**Provided material**
* START *

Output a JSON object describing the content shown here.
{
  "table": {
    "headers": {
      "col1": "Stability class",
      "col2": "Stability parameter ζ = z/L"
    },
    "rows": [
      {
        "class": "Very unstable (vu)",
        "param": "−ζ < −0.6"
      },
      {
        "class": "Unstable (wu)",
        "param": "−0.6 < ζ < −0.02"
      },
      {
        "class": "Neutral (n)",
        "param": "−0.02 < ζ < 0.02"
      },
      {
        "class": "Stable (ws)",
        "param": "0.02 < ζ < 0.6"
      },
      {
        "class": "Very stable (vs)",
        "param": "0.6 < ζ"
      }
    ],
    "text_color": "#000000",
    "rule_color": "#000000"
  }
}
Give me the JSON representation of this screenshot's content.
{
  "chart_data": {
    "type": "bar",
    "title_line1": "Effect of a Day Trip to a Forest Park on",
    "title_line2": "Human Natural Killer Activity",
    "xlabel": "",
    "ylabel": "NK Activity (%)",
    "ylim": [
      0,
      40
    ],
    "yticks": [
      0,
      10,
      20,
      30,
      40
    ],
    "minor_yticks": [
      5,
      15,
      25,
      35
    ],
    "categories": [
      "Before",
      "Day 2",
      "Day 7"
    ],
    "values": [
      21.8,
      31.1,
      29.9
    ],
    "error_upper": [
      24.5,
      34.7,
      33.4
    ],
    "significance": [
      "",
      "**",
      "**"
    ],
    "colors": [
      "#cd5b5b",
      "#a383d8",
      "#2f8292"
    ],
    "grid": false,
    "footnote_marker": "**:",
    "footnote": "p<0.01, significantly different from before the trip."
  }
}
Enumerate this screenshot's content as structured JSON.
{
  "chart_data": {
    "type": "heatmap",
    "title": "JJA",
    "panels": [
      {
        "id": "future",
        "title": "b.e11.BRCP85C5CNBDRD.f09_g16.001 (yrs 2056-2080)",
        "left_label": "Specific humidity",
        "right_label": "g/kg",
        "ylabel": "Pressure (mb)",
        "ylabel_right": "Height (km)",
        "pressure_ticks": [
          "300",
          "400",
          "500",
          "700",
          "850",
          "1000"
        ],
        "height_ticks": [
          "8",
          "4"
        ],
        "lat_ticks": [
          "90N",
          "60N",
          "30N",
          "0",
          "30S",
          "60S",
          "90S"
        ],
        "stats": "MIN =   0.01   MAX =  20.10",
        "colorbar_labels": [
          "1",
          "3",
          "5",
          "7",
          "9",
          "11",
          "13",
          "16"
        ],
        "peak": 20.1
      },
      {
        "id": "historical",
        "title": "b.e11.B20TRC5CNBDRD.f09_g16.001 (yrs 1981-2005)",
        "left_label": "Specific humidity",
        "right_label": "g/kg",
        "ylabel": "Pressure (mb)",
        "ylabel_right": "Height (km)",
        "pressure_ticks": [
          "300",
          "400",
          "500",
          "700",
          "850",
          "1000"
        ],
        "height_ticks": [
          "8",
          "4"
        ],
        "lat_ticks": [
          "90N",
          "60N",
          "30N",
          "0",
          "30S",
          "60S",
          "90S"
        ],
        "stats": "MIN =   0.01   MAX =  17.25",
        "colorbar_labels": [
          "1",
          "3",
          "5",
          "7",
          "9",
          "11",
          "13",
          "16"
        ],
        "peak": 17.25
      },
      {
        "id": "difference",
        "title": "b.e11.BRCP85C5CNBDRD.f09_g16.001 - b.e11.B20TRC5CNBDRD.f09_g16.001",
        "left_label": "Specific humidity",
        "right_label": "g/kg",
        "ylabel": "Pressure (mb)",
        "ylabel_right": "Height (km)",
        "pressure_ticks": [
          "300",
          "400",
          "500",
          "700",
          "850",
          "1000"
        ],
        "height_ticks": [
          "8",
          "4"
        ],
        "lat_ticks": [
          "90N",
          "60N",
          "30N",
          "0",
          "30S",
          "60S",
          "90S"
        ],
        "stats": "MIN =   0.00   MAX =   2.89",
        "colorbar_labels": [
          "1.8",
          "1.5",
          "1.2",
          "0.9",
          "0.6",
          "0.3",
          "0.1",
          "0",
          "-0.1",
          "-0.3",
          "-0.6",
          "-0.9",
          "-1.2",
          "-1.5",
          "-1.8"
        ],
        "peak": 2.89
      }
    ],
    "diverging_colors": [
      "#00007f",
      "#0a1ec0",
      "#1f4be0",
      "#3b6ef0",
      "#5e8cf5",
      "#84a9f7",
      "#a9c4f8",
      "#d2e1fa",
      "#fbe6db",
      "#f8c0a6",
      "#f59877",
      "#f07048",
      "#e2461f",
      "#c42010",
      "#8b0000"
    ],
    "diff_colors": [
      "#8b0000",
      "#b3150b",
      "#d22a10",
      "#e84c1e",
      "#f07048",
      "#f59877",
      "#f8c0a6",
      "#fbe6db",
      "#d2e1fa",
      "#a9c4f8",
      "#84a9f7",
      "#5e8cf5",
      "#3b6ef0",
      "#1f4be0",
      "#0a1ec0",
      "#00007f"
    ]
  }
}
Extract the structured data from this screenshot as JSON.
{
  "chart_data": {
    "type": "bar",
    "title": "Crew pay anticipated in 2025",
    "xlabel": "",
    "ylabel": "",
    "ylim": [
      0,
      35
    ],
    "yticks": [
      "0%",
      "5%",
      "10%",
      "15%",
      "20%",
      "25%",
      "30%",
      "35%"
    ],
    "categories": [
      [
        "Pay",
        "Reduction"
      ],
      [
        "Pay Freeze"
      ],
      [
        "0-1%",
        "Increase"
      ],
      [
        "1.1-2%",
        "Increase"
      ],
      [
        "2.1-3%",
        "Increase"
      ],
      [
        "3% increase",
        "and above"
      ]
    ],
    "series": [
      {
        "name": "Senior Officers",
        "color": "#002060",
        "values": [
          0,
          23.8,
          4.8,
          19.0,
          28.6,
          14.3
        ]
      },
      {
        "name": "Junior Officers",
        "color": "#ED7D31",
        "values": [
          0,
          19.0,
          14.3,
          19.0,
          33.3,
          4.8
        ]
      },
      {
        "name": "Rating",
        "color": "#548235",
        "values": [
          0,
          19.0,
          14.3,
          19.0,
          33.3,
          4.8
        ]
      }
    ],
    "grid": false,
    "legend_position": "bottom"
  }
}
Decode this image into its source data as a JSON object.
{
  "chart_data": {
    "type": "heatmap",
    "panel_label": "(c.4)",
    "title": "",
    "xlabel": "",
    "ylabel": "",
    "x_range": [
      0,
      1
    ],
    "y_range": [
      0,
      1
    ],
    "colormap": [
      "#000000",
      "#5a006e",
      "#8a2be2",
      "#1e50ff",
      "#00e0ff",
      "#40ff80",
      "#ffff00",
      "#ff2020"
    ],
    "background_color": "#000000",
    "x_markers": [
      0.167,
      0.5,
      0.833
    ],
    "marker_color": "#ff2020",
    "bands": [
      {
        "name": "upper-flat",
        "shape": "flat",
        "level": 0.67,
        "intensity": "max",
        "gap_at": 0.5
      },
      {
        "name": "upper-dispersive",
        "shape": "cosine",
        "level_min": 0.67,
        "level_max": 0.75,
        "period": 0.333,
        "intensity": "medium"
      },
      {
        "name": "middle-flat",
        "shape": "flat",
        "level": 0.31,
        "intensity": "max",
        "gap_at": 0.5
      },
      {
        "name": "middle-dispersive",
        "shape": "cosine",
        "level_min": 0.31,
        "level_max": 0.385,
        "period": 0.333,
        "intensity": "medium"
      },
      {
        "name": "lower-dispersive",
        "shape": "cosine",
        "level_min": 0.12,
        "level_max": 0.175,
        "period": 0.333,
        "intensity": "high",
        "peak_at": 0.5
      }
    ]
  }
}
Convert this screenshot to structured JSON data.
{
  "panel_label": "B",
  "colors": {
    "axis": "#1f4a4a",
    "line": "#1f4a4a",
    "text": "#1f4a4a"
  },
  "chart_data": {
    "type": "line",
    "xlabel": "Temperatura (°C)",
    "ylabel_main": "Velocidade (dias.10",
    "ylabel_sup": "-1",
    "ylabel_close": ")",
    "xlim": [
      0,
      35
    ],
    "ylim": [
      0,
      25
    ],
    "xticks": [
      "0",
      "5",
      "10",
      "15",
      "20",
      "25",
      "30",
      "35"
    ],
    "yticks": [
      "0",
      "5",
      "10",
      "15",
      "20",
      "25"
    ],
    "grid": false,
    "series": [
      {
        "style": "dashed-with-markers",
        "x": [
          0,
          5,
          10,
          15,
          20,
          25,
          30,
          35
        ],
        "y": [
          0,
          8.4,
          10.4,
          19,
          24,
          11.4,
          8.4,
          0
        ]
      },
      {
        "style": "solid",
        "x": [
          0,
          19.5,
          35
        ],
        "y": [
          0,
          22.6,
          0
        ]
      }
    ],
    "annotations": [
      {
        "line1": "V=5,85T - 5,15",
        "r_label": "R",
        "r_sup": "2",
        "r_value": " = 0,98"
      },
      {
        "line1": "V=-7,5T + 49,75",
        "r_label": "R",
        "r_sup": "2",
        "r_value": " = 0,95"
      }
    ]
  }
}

* END *

**Exercise instructions**
Copy every line of the listing that includes the string "from".

**Exercise response**
    "footnote": "p<0.01, significantly different from before the trip."
Extract the structured data from this screenshot as JSON.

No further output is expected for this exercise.